## BEGIN Materials provided
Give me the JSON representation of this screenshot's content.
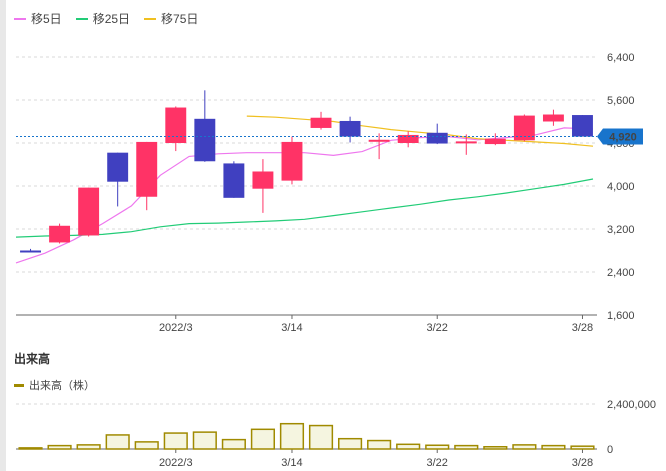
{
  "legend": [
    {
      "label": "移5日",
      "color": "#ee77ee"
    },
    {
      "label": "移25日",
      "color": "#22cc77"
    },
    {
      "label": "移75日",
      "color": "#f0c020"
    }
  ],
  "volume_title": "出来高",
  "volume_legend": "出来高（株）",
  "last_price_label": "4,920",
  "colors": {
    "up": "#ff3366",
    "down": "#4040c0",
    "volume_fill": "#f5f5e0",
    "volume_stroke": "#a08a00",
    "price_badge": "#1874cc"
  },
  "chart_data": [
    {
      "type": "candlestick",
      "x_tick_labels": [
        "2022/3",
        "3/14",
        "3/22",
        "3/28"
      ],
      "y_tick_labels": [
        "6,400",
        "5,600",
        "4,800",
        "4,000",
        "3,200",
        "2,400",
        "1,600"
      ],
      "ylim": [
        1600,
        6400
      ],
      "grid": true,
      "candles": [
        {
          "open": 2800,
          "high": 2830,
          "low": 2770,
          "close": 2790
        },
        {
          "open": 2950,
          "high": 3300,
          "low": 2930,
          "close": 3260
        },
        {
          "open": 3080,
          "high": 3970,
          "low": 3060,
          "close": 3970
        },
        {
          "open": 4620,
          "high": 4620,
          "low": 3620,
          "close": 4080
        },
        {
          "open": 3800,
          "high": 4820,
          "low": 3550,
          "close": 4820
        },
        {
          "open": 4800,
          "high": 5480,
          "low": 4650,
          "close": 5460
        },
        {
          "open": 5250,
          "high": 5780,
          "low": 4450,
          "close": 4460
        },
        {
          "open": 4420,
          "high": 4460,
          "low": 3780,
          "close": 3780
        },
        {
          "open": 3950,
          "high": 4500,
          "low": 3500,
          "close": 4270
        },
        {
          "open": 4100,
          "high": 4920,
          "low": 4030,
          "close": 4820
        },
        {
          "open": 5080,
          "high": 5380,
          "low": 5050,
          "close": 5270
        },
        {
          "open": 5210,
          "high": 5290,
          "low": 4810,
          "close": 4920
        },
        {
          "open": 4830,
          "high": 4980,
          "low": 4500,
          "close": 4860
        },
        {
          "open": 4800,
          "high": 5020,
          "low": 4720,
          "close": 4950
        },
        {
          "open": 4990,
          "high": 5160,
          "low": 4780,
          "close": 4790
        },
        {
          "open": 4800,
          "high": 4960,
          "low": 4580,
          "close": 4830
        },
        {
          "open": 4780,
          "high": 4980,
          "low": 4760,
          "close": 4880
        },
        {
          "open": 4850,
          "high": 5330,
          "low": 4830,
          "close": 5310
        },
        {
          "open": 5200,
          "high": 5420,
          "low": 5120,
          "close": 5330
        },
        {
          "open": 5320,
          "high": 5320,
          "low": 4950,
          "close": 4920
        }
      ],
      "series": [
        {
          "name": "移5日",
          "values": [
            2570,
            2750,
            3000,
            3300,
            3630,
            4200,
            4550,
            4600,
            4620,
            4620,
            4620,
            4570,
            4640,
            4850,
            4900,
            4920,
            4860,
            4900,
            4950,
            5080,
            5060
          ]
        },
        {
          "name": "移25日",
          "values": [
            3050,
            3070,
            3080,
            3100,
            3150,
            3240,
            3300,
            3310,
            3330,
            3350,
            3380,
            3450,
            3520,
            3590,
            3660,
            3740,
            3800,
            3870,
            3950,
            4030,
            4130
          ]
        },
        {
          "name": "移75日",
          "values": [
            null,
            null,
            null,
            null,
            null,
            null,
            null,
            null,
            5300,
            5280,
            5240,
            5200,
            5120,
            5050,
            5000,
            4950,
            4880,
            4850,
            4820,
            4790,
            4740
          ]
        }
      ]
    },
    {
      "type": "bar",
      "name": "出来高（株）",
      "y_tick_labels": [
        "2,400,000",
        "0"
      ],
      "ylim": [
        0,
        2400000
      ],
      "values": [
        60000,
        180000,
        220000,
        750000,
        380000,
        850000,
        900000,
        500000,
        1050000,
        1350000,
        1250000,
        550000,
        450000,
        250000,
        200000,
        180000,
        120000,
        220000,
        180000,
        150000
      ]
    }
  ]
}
## END Materials provided
## BEGIN Materials provided
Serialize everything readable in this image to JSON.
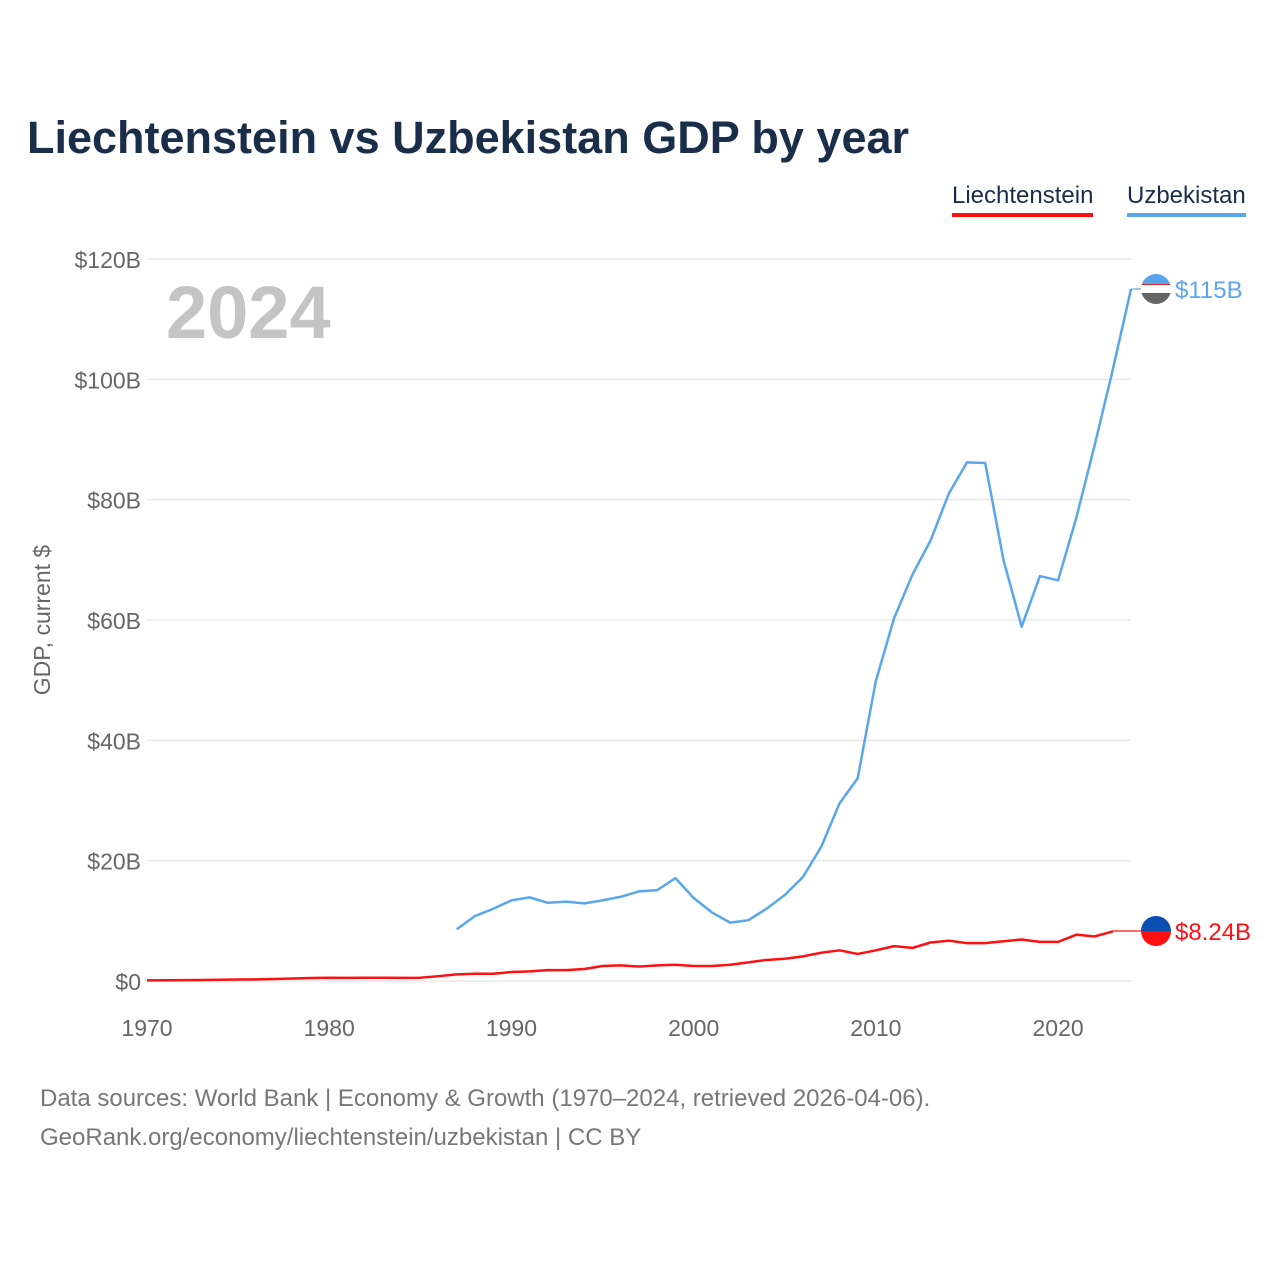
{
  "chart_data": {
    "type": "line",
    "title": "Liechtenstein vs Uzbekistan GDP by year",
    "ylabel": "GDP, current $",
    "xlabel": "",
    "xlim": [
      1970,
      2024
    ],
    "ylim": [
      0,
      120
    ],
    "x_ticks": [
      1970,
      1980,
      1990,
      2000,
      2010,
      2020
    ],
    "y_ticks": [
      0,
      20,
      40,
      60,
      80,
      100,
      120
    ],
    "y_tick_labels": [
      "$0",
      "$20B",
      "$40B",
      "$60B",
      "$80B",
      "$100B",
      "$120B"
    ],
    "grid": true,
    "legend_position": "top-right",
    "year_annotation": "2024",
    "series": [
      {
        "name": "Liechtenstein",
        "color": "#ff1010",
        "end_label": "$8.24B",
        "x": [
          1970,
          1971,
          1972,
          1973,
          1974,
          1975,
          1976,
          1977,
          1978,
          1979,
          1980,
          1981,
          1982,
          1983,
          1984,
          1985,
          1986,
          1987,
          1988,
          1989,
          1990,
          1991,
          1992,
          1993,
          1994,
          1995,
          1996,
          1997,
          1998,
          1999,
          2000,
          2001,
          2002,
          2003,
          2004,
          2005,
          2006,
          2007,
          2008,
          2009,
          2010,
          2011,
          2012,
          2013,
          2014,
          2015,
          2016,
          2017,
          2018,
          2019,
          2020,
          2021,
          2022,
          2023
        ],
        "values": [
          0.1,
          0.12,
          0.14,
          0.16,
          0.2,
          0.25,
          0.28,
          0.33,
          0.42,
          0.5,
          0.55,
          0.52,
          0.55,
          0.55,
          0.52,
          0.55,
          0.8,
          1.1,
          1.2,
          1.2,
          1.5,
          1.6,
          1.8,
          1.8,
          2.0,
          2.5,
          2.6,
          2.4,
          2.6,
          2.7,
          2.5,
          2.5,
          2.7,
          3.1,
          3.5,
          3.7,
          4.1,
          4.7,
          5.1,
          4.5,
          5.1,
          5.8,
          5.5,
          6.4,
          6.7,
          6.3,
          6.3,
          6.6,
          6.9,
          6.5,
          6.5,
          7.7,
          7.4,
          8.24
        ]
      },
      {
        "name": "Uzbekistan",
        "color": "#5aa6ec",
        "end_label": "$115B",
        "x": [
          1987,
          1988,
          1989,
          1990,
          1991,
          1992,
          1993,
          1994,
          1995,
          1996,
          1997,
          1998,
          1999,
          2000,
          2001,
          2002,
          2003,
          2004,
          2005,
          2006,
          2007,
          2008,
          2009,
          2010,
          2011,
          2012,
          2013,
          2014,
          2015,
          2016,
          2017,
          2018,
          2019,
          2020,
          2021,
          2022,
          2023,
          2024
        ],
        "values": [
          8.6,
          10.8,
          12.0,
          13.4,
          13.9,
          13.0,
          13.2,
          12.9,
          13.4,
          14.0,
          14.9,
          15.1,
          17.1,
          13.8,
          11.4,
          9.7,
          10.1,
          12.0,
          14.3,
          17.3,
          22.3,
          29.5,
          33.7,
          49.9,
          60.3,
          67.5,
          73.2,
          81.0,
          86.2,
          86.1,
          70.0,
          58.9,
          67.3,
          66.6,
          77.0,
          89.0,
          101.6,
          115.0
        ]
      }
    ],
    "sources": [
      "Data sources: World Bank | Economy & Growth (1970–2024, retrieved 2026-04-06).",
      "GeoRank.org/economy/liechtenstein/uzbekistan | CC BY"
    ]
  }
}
## END Materials provided
## BEGIN Materials provided
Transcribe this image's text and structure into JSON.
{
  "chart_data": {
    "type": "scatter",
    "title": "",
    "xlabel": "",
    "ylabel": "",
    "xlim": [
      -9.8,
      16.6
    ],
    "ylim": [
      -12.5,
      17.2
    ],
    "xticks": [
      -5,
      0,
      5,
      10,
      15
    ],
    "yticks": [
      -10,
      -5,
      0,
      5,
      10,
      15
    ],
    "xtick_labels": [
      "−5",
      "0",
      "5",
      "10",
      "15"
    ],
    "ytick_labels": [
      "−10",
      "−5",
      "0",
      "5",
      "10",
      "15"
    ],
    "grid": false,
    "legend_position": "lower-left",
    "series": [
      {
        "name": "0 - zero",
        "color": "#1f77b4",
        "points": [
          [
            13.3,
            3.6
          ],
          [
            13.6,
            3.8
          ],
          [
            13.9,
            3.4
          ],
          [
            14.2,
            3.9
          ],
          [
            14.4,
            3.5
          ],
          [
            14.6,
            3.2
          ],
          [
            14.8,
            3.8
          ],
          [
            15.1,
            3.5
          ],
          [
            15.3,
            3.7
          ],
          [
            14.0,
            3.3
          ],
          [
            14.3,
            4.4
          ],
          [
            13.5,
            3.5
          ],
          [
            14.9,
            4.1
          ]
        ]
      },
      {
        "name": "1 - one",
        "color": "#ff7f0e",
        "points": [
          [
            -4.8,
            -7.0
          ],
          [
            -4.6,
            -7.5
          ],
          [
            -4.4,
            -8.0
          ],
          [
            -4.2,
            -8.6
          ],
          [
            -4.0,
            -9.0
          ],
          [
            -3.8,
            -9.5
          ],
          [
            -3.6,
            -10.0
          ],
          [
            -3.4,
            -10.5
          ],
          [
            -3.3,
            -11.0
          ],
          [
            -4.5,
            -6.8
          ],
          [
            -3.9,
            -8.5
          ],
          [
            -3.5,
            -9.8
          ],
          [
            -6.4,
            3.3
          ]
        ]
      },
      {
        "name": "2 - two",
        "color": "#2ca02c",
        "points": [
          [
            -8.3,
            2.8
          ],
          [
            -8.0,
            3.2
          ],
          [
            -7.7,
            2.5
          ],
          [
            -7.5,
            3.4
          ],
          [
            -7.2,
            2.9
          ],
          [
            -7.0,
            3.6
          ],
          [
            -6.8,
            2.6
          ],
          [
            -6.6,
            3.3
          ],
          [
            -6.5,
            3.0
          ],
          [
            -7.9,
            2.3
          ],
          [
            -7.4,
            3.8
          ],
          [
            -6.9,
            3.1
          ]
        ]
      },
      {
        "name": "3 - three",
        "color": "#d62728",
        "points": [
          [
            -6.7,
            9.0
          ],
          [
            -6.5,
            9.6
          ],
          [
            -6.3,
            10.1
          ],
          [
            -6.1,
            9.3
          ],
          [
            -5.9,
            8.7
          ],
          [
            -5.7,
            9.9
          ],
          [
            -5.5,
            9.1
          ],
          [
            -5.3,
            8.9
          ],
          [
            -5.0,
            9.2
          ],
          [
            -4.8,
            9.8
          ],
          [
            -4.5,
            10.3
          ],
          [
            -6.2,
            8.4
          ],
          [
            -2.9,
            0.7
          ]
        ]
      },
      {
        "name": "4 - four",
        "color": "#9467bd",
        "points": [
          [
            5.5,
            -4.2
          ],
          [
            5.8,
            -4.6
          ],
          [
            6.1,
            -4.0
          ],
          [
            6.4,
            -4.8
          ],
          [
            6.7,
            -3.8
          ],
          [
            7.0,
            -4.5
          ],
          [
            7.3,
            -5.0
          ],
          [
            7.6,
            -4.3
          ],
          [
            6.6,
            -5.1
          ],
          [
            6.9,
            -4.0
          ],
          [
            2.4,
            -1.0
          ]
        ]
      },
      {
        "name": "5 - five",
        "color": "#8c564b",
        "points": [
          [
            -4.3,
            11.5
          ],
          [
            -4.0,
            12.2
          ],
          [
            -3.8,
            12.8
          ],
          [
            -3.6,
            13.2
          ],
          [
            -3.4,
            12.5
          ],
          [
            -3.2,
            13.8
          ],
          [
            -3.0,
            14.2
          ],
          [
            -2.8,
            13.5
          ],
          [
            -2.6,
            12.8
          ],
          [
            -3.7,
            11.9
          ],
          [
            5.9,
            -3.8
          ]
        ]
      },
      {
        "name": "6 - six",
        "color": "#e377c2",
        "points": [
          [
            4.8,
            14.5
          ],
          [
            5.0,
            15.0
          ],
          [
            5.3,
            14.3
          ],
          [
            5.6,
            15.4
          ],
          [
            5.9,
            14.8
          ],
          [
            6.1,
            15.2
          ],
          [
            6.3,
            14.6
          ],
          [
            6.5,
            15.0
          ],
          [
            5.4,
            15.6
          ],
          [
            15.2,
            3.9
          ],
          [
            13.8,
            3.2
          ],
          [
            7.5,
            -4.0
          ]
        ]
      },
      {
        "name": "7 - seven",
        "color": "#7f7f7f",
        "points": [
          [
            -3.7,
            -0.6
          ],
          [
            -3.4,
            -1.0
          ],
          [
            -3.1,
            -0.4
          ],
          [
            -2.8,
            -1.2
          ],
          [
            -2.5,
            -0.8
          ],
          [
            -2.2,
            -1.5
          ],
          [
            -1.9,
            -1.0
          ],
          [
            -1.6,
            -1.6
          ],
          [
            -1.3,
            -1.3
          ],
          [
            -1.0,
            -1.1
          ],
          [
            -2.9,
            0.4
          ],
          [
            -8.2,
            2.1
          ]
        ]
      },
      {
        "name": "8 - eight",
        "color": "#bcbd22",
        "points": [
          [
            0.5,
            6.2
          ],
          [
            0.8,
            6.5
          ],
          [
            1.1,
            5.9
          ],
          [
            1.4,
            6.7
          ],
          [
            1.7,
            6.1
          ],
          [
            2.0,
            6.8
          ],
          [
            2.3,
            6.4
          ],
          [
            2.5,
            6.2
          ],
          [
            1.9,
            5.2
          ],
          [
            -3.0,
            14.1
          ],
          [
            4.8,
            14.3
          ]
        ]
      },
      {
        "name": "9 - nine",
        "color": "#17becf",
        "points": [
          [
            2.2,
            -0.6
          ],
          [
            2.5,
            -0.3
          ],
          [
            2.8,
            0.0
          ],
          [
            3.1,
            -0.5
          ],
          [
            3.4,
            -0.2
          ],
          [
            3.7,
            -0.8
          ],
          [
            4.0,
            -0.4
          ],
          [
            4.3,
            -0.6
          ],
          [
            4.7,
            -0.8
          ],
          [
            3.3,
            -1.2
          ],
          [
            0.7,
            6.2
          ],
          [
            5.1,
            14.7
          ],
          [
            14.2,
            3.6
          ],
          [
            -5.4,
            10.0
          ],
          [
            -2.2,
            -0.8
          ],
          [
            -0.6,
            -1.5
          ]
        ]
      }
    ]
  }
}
## END Materials provided
**Request:** Gather all lines from the records above in which "type" appears.

**Response to this exercise:**
      "type": "candlestick",
      "type": "bar",
    "type": "line",
    "type": "scatter",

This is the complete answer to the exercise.